- [Exercise prompt]:
Leave out the pictures and transcribe the rest of the records exactly.

Source data
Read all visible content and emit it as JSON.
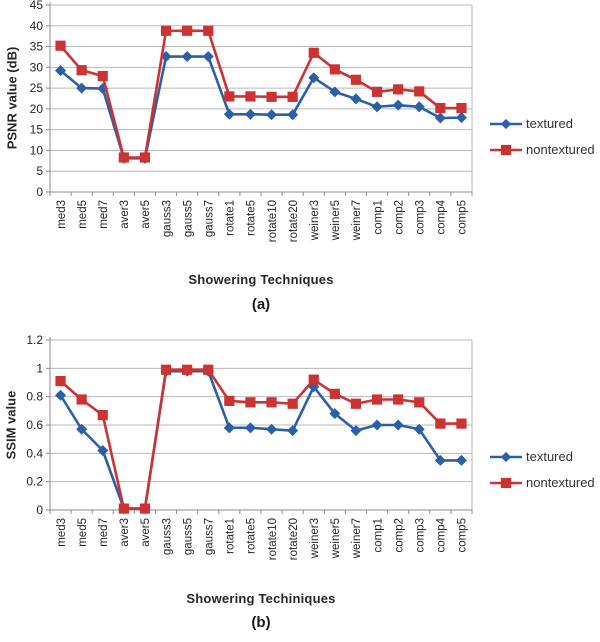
{
  "colors": {
    "textured": "#2B5FA8",
    "nontextured": "#CC3333",
    "grid": "#b9b9b9",
    "axis": "#8c8c8c",
    "text": "#262626"
  },
  "figure": {
    "panel_labels": [
      "(a)",
      "(b)"
    ]
  },
  "chart_data": [
    {
      "type": "line",
      "title": "",
      "xlabel": "Showering Techniques",
      "ylabel": "PSNR value (dB)",
      "ylim": [
        0,
        45
      ],
      "ytick_step": 5,
      "grid": true,
      "legend_position": "right",
      "categories": [
        "med3",
        "med5",
        "med7",
        "aver3",
        "aver5",
        "gauss3",
        "gauss5",
        "gauss7",
        "rotate1",
        "rotate5",
        "rotate10",
        "rotate20",
        "weiner3",
        "weiner5",
        "weiner7",
        "comp1",
        "comp2",
        "comp3",
        "comp4",
        "comp5"
      ],
      "series": [
        {
          "name": "textured",
          "marker": "diamond",
          "color": "#2B5FA8",
          "values": [
            29.2,
            25.0,
            24.9,
            8.1,
            8.1,
            32.6,
            32.6,
            32.6,
            18.7,
            18.7,
            18.6,
            18.6,
            27.5,
            24.1,
            22.4,
            20.5,
            20.9,
            20.5,
            17.8,
            17.9
          ]
        },
        {
          "name": "nontextured",
          "marker": "square",
          "color": "#CC3333",
          "values": [
            35.2,
            29.3,
            27.9,
            8.3,
            8.3,
            38.8,
            38.8,
            38.8,
            23.0,
            23.0,
            22.9,
            22.9,
            33.5,
            29.5,
            27.0,
            24.1,
            24.7,
            24.2,
            20.2,
            20.2
          ]
        }
      ]
    },
    {
      "type": "line",
      "title": "",
      "xlabel": "Showering Techiniques",
      "ylabel": "SSIM value",
      "ylim": [
        0,
        1.2
      ],
      "ytick_step": 0.2,
      "grid": true,
      "legend_position": "right",
      "categories": [
        "med3",
        "med5",
        "med7",
        "aver3",
        "aver5",
        "gauss3",
        "gauss5",
        "gauss7",
        "rotate1",
        "rotate5",
        "rotate10",
        "rotate20",
        "weiner3",
        "weiner5",
        "weiner7",
        "comp1",
        "comp2",
        "comp3",
        "comp4",
        "comp5"
      ],
      "series": [
        {
          "name": "textured",
          "marker": "diamond",
          "color": "#2B5FA8",
          "values": [
            0.81,
            0.57,
            0.42,
            0.01,
            0.01,
            0.98,
            0.98,
            0.98,
            0.58,
            0.58,
            0.57,
            0.56,
            0.87,
            0.68,
            0.56,
            0.6,
            0.6,
            0.57,
            0.35,
            0.35
          ]
        },
        {
          "name": "nontextured",
          "marker": "square",
          "color": "#CC3333",
          "values": [
            0.91,
            0.78,
            0.67,
            0.01,
            0.01,
            0.99,
            0.99,
            0.99,
            0.77,
            0.76,
            0.76,
            0.75,
            0.92,
            0.82,
            0.75,
            0.78,
            0.78,
            0.76,
            0.61,
            0.61
          ]
        }
      ]
    }
  ]
}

- [Finished exercise]:
Read all visible content and emit it as JSON.
{
  "colors": {
    "textured": "#2B5FA8",
    "nontextured": "#CC3333",
    "grid": "#b9b9b9",
    "axis": "#8c8c8c",
    "text": "#262626"
  },
  "figure": {
    "panel_labels": [
      "(a)",
      "(b)"
    ]
  },
  "chart_data": [
    {
      "type": "line",
      "title": "",
      "xlabel": "Showering Techniques",
      "ylabel": "PSNR value (dB)",
      "ylim": [
        0,
        45
      ],
      "ytick_step": 5,
      "grid": true,
      "legend_position": "right",
      "categories": [
        "med3",
        "med5",
        "med7",
        "aver3",
        "aver5",
        "gauss3",
        "gauss5",
        "gauss7",
        "rotate1",
        "rotate5",
        "rotate10",
        "rotate20",
        "weiner3",
        "weiner5",
        "weiner7",
        "comp1",
        "comp2",
        "comp3",
        "comp4",
        "comp5"
      ],
      "series": [
        {
          "name": "textured",
          "marker": "diamond",
          "color": "#2B5FA8",
          "values": [
            29.2,
            25.0,
            24.9,
            8.1,
            8.1,
            32.6,
            32.6,
            32.6,
            18.7,
            18.7,
            18.6,
            18.6,
            27.5,
            24.1,
            22.4,
            20.5,
            20.9,
            20.5,
            17.8,
            17.9
          ]
        },
        {
          "name": "nontextured",
          "marker": "square",
          "color": "#CC3333",
          "values": [
            35.2,
            29.3,
            27.9,
            8.3,
            8.3,
            38.8,
            38.8,
            38.8,
            23.0,
            23.0,
            22.9,
            22.9,
            33.5,
            29.5,
            27.0,
            24.1,
            24.7,
            24.2,
            20.2,
            20.2
          ]
        }
      ]
    },
    {
      "type": "line",
      "title": "",
      "xlabel": "Showering Techiniques",
      "ylabel": "SSIM value",
      "ylim": [
        0,
        1.2
      ],
      "ytick_step": 0.2,
      "grid": true,
      "legend_position": "right",
      "categories": [
        "med3",
        "med5",
        "med7",
        "aver3",
        "aver5",
        "gauss3",
        "gauss5",
        "gauss7",
        "rotate1",
        "rotate5",
        "rotate10",
        "rotate20",
        "weiner3",
        "weiner5",
        "weiner7",
        "comp1",
        "comp2",
        "comp3",
        "comp4",
        "comp5"
      ],
      "series": [
        {
          "name": "textured",
          "marker": "diamond",
          "color": "#2B5FA8",
          "values": [
            0.81,
            0.57,
            0.42,
            0.01,
            0.01,
            0.98,
            0.98,
            0.98,
            0.58,
            0.58,
            0.57,
            0.56,
            0.87,
            0.68,
            0.56,
            0.6,
            0.6,
            0.57,
            0.35,
            0.35
          ]
        },
        {
          "name": "nontextured",
          "marker": "square",
          "color": "#CC3333",
          "values": [
            0.91,
            0.78,
            0.67,
            0.01,
            0.01,
            0.99,
            0.99,
            0.99,
            0.77,
            0.76,
            0.76,
            0.75,
            0.92,
            0.82,
            0.75,
            0.78,
            0.78,
            0.76,
            0.61,
            0.61
          ]
        }
      ]
    }
  ]
}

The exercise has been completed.